*Collected data entries*:
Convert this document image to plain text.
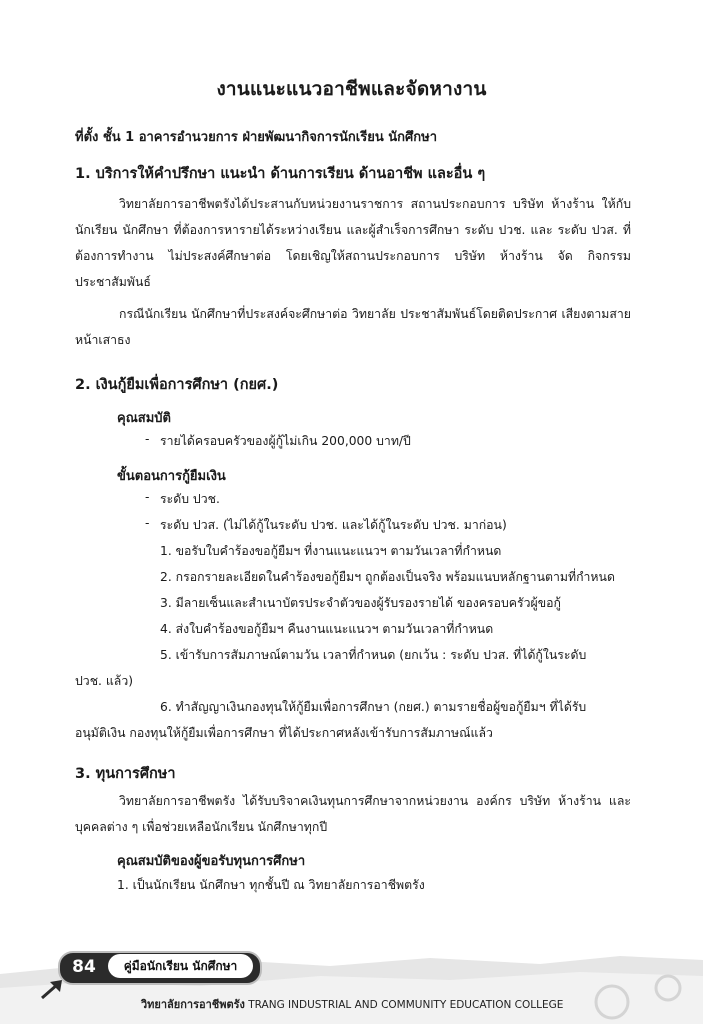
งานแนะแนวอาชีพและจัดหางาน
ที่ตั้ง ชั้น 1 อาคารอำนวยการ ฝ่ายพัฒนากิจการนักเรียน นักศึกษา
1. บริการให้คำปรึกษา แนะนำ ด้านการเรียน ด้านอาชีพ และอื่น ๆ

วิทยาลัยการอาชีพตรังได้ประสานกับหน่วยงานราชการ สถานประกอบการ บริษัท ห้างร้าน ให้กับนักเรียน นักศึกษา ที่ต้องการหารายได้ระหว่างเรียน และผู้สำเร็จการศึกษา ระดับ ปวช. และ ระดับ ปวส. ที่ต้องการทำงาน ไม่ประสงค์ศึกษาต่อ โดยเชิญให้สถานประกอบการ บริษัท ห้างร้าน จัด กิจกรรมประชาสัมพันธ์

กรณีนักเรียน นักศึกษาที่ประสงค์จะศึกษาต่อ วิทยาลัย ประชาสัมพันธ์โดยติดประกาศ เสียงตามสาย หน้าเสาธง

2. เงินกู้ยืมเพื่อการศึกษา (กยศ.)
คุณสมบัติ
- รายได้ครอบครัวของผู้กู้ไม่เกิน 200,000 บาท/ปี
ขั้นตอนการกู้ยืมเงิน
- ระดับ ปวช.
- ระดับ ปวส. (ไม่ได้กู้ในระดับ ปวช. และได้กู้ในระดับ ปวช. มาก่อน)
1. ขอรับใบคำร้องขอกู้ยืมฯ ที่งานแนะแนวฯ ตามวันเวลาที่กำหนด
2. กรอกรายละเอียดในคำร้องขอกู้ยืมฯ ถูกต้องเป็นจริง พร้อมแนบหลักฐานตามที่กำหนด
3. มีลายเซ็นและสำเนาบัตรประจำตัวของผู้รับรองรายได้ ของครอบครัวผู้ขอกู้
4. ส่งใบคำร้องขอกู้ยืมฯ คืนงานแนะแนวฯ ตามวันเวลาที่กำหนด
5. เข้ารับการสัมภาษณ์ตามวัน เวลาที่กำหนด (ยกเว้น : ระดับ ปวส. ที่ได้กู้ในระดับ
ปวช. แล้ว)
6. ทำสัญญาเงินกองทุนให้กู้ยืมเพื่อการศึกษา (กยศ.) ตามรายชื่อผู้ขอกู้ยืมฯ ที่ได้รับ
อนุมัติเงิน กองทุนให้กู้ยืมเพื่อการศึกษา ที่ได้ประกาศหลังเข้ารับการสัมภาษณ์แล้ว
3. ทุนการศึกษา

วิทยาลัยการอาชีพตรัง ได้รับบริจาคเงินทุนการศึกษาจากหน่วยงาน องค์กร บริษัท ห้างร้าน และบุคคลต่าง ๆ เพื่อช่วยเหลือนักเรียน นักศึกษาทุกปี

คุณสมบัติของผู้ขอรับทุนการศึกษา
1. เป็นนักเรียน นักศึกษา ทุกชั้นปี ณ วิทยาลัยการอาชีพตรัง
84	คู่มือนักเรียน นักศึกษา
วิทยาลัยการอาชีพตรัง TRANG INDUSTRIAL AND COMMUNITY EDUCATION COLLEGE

*Work instructions*: Repeat the records word for word. Any picture in them should be left out.

*Worked answer*:
Convert this document image to plain text.
งานแนะแนวอาชีพและจัดหางาน
ที่ตั้ง ชั้น 1 อาคารอำนวยการ ฝ่ายพัฒนากิจการนักเรียน นักศึกษา
1. บริการให้คำปรึกษา แนะนำ ด้านการเรียน ด้านอาชีพ และอื่น ๆ

วิทยาลัยการอาชีพตรังได้ประสานกับหน่วยงานราชการ สถานประกอบการ บริษัท ห้างร้าน ให้กับนักเรียน นักศึกษา ที่ต้องการหารายได้ระหว่างเรียน และผู้สำเร็จการศึกษา ระดับ ปวช. และ ระดับ ปวส. ที่ต้องการทำงาน ไม่ประสงค์ศึกษาต่อ โดยเชิญให้สถานประกอบการ บริษัท ห้างร้าน จัด กิจกรรมประชาสัมพันธ์

กรณีนักเรียน นักศึกษาที่ประสงค์จะศึกษาต่อ วิทยาลัย ประชาสัมพันธ์โดยติดประกาศ เสียงตามสาย หน้าเสาธง

2. เงินกู้ยืมเพื่อการศึกษา (กยศ.)
คุณสมบัติ
- รายได้ครอบครัวของผู้กู้ไม่เกิน 200,000 บาท/ปี
ขั้นตอนการกู้ยืมเงิน
- ระดับ ปวช.
- ระดับ ปวส. (ไม่ได้กู้ในระดับ ปวช. และได้กู้ในระดับ ปวช. มาก่อน)
1. ขอรับใบคำร้องขอกู้ยืมฯ ที่งานแนะแนวฯ ตามวันเวลาที่กำหนด
2. กรอกรายละเอียดในคำร้องขอกู้ยืมฯ ถูกต้องเป็นจริง พร้อมแนบหลักฐานตามที่กำหนด
3. มีลายเซ็นและสำเนาบัตรประจำตัวของผู้รับรองรายได้ ของครอบครัวผู้ขอกู้
4. ส่งใบคำร้องขอกู้ยืมฯ คืนงานแนะแนวฯ ตามวันเวลาที่กำหนด
5. เข้ารับการสัมภาษณ์ตามวัน เวลาที่กำหนด (ยกเว้น : ระดับ ปวส. ที่ได้กู้ในระดับ
ปวช. แล้ว)
6. ทำสัญญาเงินกองทุนให้กู้ยืมเพื่อการศึกษา (กยศ.) ตามรายชื่อผู้ขอกู้ยืมฯ ที่ได้รับ
อนุมัติเงิน กองทุนให้กู้ยืมเพื่อการศึกษา ที่ได้ประกาศหลังเข้ารับการสัมภาษณ์แล้ว
3. ทุนการศึกษา

วิทยาลัยการอาชีพตรัง ได้รับบริจาคเงินทุนการศึกษาจากหน่วยงาน องค์กร บริษัท ห้างร้าน และบุคคลต่าง ๆ เพื่อช่วยเหลือนักเรียน นักศึกษาทุกปี

คุณสมบัติของผู้ขอรับทุนการศึกษา
1. เป็นนักเรียน นักศึกษา ทุกชั้นปี ณ วิทยาลัยการอาชีพตรัง
84	คู่มือนักเรียน นักศึกษา
วิทยาลัยการอาชีพตรัง TRANG INDUSTRIAL AND COMMUNITY EDUCATION COLLEGE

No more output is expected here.